--- BEGIN Given records ---

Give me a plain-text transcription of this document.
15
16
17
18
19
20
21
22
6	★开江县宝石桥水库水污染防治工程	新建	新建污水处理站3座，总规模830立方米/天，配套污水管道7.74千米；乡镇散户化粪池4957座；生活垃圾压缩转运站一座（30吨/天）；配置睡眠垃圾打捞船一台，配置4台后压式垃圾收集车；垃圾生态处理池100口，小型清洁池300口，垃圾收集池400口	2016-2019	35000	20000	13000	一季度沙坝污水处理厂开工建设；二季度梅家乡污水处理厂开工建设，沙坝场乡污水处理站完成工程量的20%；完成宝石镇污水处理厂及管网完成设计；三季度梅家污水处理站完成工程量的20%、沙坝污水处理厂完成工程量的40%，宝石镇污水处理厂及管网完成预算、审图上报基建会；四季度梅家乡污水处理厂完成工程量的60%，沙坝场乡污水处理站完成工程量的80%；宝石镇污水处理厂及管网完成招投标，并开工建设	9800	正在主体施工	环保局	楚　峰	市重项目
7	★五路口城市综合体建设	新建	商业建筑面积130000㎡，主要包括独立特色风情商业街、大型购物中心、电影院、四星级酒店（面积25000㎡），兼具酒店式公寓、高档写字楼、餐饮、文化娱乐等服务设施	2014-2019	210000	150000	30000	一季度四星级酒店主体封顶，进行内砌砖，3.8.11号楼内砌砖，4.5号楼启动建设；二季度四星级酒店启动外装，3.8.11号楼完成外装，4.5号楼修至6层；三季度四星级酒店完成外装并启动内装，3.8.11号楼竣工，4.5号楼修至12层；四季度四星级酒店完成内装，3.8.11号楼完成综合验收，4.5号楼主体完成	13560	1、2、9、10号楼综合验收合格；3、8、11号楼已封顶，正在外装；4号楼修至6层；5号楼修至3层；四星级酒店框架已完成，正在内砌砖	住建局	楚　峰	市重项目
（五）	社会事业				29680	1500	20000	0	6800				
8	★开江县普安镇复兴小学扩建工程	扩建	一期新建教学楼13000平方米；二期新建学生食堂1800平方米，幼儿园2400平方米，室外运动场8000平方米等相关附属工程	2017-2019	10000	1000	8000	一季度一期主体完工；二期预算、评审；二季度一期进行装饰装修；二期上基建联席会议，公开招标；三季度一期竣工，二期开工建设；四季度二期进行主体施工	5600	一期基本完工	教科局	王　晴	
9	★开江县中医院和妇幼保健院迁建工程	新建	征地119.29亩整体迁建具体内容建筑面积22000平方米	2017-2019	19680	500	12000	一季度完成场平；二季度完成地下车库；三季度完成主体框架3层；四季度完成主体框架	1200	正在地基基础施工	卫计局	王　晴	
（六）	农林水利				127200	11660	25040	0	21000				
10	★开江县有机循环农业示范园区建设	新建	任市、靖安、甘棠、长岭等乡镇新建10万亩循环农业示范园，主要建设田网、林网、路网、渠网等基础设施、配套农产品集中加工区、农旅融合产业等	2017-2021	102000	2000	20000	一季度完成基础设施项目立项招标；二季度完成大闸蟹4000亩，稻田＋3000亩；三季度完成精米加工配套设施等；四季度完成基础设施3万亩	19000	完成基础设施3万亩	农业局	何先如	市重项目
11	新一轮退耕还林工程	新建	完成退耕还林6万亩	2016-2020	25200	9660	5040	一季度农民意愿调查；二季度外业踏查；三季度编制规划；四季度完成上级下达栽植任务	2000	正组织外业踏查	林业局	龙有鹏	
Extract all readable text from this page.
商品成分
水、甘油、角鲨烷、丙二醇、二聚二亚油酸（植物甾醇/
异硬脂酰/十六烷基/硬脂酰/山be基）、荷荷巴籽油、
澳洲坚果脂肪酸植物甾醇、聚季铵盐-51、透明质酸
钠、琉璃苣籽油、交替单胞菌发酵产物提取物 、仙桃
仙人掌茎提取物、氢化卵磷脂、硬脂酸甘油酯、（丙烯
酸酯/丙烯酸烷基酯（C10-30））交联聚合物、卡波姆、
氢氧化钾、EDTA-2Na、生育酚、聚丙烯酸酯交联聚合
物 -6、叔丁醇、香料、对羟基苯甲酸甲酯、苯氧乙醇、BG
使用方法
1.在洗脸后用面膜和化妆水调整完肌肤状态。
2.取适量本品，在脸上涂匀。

--- END Given records ---
--- BEGIN Given records ---

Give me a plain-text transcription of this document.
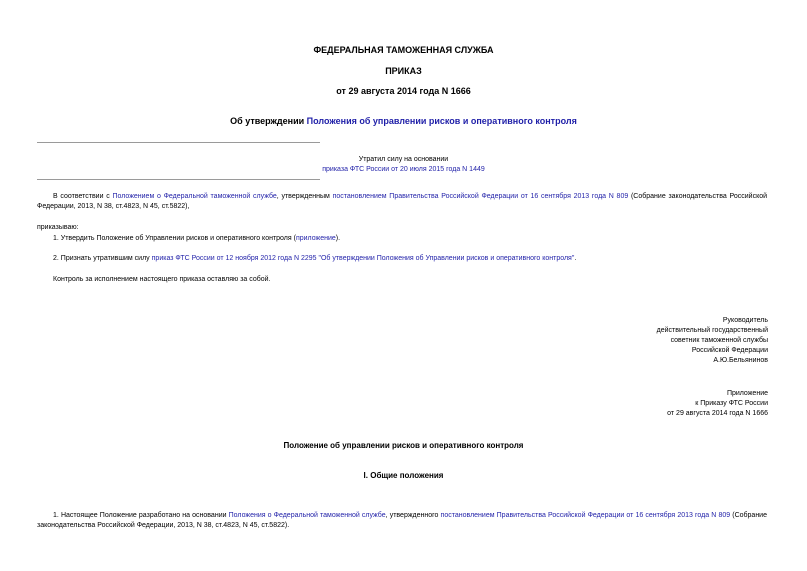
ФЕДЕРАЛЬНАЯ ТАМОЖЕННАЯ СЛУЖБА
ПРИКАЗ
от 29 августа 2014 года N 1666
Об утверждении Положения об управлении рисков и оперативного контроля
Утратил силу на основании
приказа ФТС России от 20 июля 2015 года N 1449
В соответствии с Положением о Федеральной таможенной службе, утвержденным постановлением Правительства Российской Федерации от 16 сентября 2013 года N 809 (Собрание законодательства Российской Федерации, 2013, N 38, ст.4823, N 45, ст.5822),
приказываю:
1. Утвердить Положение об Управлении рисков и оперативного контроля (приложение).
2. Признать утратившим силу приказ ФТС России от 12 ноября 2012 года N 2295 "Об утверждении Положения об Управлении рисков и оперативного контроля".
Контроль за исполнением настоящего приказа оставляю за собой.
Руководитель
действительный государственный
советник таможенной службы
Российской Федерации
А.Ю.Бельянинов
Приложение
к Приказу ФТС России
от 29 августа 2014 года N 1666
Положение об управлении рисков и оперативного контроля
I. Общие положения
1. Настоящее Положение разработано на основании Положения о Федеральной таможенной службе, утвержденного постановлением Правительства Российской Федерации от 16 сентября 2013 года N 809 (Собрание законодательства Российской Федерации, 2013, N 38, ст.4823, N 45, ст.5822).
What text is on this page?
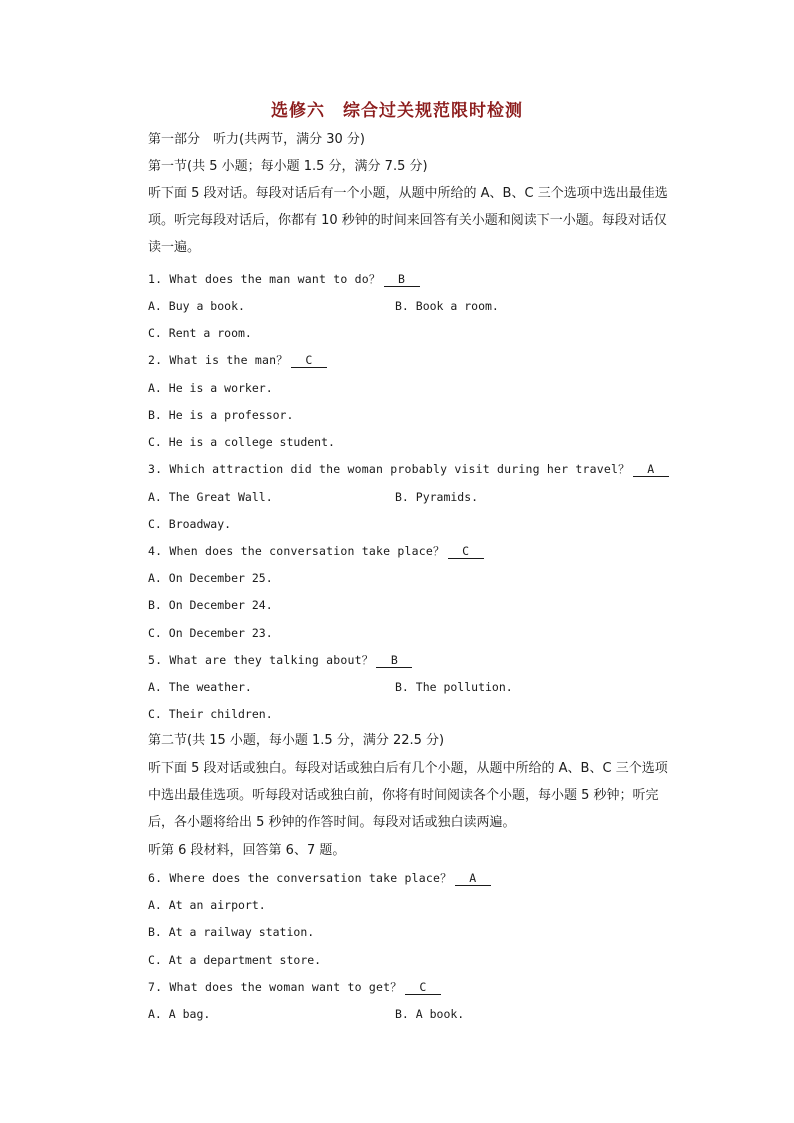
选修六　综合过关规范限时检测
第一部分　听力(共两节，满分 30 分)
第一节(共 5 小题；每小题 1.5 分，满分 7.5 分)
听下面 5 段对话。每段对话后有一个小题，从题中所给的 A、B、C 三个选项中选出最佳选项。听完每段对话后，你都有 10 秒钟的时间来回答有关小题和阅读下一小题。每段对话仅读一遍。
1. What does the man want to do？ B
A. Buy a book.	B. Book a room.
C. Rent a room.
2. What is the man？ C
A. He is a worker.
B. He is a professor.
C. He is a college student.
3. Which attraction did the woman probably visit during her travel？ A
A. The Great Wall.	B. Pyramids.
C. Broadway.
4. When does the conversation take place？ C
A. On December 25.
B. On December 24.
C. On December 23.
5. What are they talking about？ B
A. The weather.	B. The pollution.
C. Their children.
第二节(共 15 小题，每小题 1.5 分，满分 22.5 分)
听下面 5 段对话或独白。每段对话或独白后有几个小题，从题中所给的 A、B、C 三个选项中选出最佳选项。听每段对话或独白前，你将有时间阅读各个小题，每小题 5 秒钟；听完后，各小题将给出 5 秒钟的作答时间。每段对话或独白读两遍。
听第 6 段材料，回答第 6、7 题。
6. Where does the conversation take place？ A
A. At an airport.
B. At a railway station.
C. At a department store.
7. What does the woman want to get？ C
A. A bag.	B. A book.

--- END Given records ---
--- BEGIN Given records ---

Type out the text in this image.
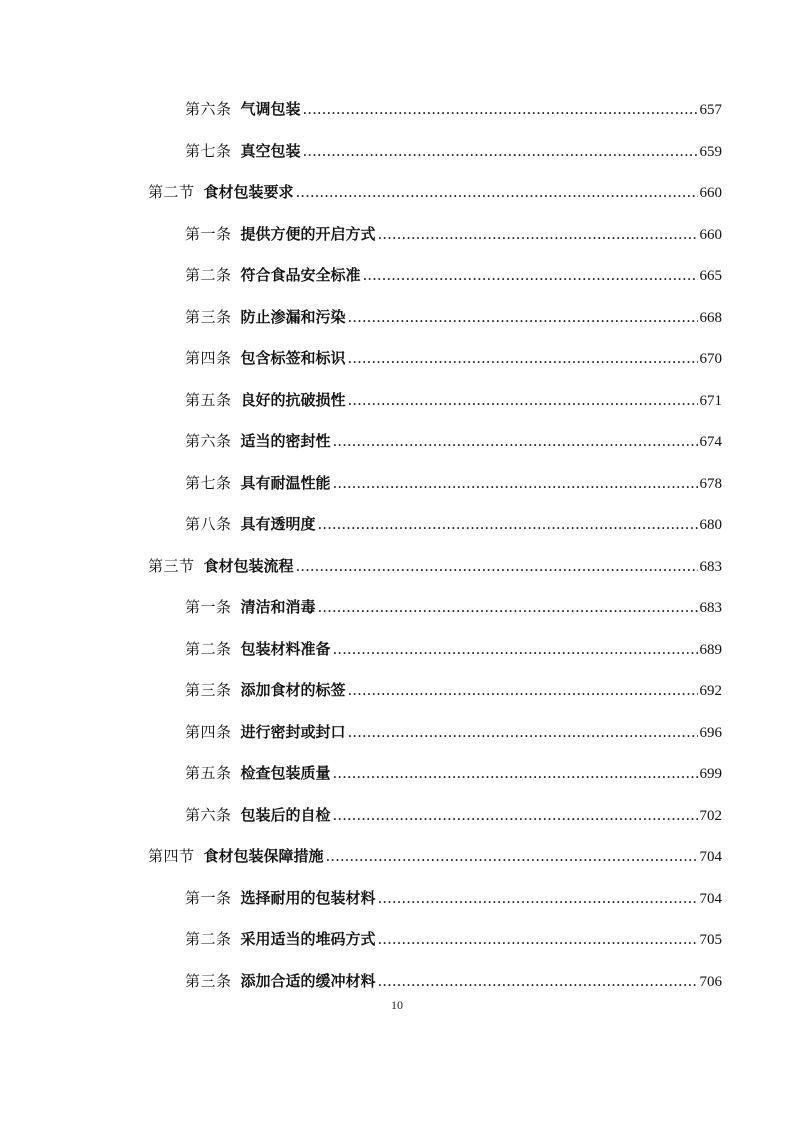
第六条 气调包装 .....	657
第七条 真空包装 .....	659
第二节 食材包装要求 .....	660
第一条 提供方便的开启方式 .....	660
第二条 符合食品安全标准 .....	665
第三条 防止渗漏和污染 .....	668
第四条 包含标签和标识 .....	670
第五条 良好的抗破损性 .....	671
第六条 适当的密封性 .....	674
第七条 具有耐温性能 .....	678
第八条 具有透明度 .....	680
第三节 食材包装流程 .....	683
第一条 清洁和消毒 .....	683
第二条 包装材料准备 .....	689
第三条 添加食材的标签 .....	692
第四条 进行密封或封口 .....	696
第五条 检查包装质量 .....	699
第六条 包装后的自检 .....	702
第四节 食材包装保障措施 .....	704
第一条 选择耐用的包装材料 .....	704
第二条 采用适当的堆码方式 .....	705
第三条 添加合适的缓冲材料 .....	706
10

--- END Given records ---

**Goal of the exercise:**
Filter the entries down to the lines with the word "page" in them.

**Result for this exercise:**
Extract all readable text from this page.
What text is on this page?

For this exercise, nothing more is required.